THE EXERCISE
Each line from the one that contains "What data populates" to the end of the material must be quoted exactly; include both end lines and nothing else.

Stored data entries
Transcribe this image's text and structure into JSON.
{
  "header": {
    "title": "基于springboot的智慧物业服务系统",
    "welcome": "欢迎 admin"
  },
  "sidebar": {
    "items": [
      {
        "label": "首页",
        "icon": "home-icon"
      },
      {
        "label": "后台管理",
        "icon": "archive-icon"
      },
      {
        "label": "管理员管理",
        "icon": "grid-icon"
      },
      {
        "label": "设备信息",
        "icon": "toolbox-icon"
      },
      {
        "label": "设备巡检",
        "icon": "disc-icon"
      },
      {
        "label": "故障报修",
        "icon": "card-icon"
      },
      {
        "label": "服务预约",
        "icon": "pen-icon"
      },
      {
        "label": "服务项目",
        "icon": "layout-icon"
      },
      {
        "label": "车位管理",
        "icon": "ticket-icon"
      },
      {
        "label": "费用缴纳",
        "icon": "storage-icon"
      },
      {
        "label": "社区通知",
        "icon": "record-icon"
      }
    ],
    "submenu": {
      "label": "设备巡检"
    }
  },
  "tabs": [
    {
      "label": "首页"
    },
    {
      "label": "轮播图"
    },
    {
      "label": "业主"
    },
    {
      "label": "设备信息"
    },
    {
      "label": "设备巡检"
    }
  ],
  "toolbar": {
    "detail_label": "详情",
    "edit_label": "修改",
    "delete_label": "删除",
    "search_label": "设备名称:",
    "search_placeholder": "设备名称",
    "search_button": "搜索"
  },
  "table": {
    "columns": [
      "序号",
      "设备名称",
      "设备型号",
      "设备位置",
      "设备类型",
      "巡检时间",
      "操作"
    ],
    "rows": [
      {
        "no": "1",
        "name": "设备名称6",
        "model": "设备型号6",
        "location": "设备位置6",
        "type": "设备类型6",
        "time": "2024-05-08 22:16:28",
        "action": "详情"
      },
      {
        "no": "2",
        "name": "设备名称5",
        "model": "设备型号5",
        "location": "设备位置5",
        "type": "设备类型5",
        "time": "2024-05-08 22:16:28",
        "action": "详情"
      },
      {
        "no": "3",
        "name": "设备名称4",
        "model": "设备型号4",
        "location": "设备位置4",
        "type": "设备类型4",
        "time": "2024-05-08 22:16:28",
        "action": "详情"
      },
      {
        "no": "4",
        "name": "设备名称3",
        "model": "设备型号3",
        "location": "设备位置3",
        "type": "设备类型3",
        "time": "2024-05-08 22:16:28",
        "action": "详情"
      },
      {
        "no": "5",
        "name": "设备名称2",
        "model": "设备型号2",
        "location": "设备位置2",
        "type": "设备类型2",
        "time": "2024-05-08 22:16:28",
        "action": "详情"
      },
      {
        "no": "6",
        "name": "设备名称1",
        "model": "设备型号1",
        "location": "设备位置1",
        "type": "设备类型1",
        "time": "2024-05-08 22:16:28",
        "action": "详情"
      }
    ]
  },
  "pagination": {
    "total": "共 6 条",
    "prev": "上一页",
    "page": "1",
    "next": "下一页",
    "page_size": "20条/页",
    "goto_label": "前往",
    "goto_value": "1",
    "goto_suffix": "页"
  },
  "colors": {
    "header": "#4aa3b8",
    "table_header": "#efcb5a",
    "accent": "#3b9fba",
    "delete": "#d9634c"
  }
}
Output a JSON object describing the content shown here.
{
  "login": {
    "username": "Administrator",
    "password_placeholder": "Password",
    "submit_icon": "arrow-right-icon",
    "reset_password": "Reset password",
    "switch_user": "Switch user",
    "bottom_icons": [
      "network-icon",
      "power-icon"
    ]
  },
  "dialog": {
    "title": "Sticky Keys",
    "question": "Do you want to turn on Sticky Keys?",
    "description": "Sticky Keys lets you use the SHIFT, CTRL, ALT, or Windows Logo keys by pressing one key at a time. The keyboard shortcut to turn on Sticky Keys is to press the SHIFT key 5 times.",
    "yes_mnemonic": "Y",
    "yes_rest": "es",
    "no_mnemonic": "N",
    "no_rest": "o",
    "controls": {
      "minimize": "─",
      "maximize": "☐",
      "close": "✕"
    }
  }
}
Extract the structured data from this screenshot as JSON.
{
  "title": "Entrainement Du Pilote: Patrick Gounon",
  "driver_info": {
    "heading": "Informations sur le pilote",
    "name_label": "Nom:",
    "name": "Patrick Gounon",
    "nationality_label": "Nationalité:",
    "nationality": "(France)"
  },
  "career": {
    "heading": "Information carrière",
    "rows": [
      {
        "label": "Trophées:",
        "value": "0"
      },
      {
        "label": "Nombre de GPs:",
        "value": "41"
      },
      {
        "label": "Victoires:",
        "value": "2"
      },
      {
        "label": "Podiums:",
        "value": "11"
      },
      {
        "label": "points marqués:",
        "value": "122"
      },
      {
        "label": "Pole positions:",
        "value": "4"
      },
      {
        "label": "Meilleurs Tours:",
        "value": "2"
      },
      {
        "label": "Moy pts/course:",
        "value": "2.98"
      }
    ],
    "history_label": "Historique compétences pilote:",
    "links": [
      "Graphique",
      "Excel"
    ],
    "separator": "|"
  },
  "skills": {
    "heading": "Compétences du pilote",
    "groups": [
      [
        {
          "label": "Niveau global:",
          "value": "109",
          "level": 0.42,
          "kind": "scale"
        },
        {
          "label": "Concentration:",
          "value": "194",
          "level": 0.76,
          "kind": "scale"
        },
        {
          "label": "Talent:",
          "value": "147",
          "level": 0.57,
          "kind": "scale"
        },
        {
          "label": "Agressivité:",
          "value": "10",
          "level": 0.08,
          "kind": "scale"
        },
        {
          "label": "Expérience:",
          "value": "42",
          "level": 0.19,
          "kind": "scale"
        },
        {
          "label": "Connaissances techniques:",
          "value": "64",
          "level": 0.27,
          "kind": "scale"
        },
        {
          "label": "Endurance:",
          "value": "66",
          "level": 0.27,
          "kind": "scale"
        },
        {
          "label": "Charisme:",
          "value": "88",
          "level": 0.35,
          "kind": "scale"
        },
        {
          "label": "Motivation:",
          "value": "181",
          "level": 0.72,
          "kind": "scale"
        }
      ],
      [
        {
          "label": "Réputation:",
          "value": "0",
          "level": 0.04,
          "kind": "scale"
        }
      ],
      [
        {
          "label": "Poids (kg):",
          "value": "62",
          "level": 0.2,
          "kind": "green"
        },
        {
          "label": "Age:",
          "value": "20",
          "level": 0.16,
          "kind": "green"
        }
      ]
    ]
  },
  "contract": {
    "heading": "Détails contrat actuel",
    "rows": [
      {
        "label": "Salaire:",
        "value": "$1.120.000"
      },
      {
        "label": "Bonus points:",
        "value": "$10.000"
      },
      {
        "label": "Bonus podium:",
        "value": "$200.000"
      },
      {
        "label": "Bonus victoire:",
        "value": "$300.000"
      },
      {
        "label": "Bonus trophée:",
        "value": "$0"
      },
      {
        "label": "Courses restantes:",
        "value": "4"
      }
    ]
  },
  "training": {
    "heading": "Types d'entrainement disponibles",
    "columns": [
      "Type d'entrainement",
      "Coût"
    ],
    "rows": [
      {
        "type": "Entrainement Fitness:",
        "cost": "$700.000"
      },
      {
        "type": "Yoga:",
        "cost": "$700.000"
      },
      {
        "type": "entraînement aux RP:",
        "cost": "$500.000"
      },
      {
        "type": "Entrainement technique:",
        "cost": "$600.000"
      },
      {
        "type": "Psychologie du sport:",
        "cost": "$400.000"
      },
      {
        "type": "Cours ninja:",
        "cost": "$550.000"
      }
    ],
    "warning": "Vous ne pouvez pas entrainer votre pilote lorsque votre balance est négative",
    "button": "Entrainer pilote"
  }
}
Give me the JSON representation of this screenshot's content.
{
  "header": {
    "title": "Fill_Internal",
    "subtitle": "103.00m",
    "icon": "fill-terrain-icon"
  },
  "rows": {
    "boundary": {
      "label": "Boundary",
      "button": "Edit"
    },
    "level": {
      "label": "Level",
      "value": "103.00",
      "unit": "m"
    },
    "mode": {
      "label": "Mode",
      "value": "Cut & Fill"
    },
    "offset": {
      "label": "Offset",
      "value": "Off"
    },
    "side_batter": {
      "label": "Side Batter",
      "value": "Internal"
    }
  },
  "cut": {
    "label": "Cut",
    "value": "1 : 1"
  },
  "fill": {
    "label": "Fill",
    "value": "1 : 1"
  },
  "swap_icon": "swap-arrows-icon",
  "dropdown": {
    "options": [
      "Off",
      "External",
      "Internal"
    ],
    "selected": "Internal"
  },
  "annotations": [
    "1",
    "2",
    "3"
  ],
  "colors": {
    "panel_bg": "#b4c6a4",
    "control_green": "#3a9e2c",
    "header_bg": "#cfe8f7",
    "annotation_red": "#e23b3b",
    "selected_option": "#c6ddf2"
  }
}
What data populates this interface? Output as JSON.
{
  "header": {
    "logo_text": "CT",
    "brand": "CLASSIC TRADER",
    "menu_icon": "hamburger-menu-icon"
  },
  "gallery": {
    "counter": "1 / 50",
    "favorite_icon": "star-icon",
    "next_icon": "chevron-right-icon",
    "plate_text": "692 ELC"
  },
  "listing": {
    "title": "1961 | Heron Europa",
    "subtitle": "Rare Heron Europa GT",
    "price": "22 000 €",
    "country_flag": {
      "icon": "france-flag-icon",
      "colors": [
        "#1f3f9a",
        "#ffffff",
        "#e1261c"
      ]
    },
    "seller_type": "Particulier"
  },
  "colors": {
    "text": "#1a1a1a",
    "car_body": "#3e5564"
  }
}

RESPONSE BELOW
What data populates this interface? Output as JSON.
{
  "header": {
    "logo_text": "CT",
    "brand": "CLASSIC TRADER",
    "menu_icon": "hamburger-menu-icon"
  },
  "gallery": {
    "counter": "1 / 50",
    "favorite_icon": "star-icon",
    "next_icon": "chevron-right-icon",
    "plate_text": "692 ELC"
  },
  "listing": {
    "title": "1961 | Heron Europa",
    "subtitle": "Rare Heron Europa GT",
    "price": "22 000 €",
    "country_flag": {
      "icon": "france-flag-icon",
      "colors": [
        "#1f3f9a",
        "#ffffff",
        "#e1261c"
      ]
    },
    "seller_type": "Particulier"
  },
  "colors": {
    "text": "#1a1a1a",
    "car_body": "#3e5564"
  }
}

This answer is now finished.